PROBLEM TO SOLVE –
Transcribe all the entries word for word, omitting any pictures they contain.

BEGIN MATERIAL TO PROCESS

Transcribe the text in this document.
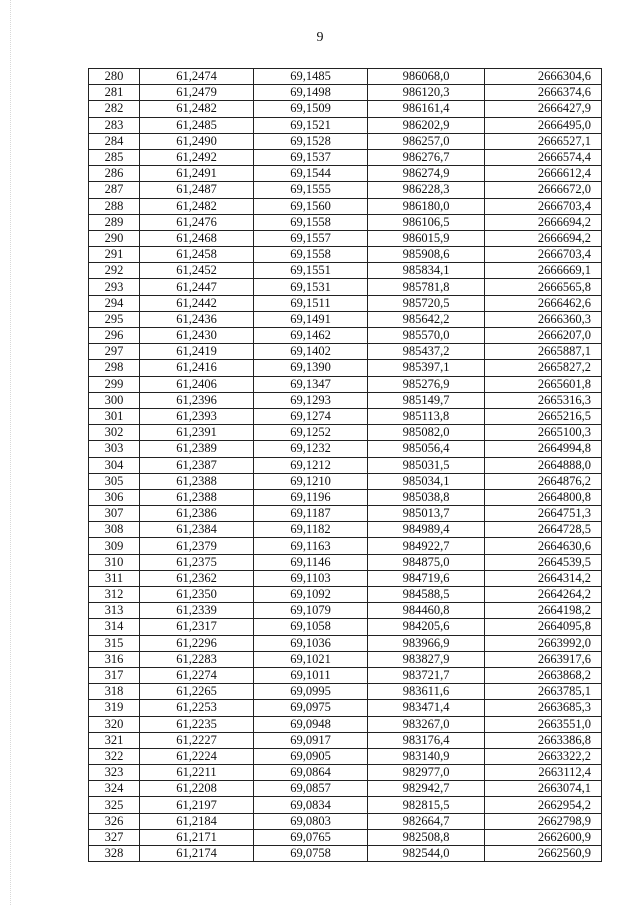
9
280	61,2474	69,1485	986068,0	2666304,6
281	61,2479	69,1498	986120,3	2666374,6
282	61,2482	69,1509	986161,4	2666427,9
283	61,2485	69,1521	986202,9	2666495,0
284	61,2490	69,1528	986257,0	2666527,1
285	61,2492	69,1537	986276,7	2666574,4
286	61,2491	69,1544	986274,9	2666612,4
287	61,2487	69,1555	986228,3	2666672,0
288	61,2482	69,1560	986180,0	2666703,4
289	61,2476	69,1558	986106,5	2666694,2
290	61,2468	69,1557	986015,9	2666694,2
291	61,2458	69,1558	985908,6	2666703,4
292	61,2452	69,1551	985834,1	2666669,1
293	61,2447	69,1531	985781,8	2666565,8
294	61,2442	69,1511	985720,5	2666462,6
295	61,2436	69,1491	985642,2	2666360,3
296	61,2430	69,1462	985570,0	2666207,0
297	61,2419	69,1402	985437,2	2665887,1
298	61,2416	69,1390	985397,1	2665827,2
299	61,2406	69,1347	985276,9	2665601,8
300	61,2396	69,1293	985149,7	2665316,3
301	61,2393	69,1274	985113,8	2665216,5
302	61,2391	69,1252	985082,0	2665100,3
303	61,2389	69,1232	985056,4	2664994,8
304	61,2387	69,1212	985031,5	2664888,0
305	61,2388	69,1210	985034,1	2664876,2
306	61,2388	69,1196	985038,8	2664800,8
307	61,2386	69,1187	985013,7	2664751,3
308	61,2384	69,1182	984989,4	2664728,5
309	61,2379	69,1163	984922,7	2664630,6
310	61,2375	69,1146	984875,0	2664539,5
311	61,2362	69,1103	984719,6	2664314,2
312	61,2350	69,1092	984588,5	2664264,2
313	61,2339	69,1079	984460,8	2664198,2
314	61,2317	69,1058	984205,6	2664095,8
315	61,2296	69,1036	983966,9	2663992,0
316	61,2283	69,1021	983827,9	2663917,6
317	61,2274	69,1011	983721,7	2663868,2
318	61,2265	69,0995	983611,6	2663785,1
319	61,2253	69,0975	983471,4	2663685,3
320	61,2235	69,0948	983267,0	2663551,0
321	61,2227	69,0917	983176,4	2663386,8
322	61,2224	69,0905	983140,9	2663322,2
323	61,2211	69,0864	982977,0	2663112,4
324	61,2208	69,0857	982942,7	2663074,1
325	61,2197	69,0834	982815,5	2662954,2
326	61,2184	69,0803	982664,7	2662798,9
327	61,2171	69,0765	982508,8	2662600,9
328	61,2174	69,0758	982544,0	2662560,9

END MATERIAL TO PROCESS

EXERCISE SOLUTION –
Transcribe the text in this document.
9
280	61,2474	69,1485	986068,0	2666304,6
281	61,2479	69,1498	986120,3	2666374,6
282	61,2482	69,1509	986161,4	2666427,9
283	61,2485	69,1521	986202,9	2666495,0
284	61,2490	69,1528	986257,0	2666527,1
285	61,2492	69,1537	986276,7	2666574,4
286	61,2491	69,1544	986274,9	2666612,4
287	61,2487	69,1555	986228,3	2666672,0
288	61,2482	69,1560	986180,0	2666703,4
289	61,2476	69,1558	986106,5	2666694,2
290	61,2468	69,1557	986015,9	2666694,2
291	61,2458	69,1558	985908,6	2666703,4
292	61,2452	69,1551	985834,1	2666669,1
293	61,2447	69,1531	985781,8	2666565,8
294	61,2442	69,1511	985720,5	2666462,6
295	61,2436	69,1491	985642,2	2666360,3
296	61,2430	69,1462	985570,0	2666207,0
297	61,2419	69,1402	985437,2	2665887,1
298	61,2416	69,1390	985397,1	2665827,2
299	61,2406	69,1347	985276,9	2665601,8
300	61,2396	69,1293	985149,7	2665316,3
301	61,2393	69,1274	985113,8	2665216,5
302	61,2391	69,1252	985082,0	2665100,3
303	61,2389	69,1232	985056,4	2664994,8
304	61,2387	69,1212	985031,5	2664888,0
305	61,2388	69,1210	985034,1	2664876,2
306	61,2388	69,1196	985038,8	2664800,8
307	61,2386	69,1187	985013,7	2664751,3
308	61,2384	69,1182	984989,4	2664728,5
309	61,2379	69,1163	984922,7	2664630,6
310	61,2375	69,1146	984875,0	2664539,5
311	61,2362	69,1103	984719,6	2664314,2
312	61,2350	69,1092	984588,5	2664264,2
313	61,2339	69,1079	984460,8	2664198,2
314	61,2317	69,1058	984205,6	2664095,8
315	61,2296	69,1036	983966,9	2663992,0
316	61,2283	69,1021	983827,9	2663917,6
317	61,2274	69,1011	983721,7	2663868,2
318	61,2265	69,0995	983611,6	2663785,1
319	61,2253	69,0975	983471,4	2663685,3
320	61,2235	69,0948	983267,0	2663551,0
321	61,2227	69,0917	983176,4	2663386,8
322	61,2224	69,0905	983140,9	2663322,2
323	61,2211	69,0864	982977,0	2663112,4
324	61,2208	69,0857	982942,7	2663074,1
325	61,2197	69,0834	982815,5	2662954,2
326	61,2184	69,0803	982664,7	2662798,9
327	61,2171	69,0765	982508,8	2662600,9
328	61,2174	69,0758	982544,0	2662560,9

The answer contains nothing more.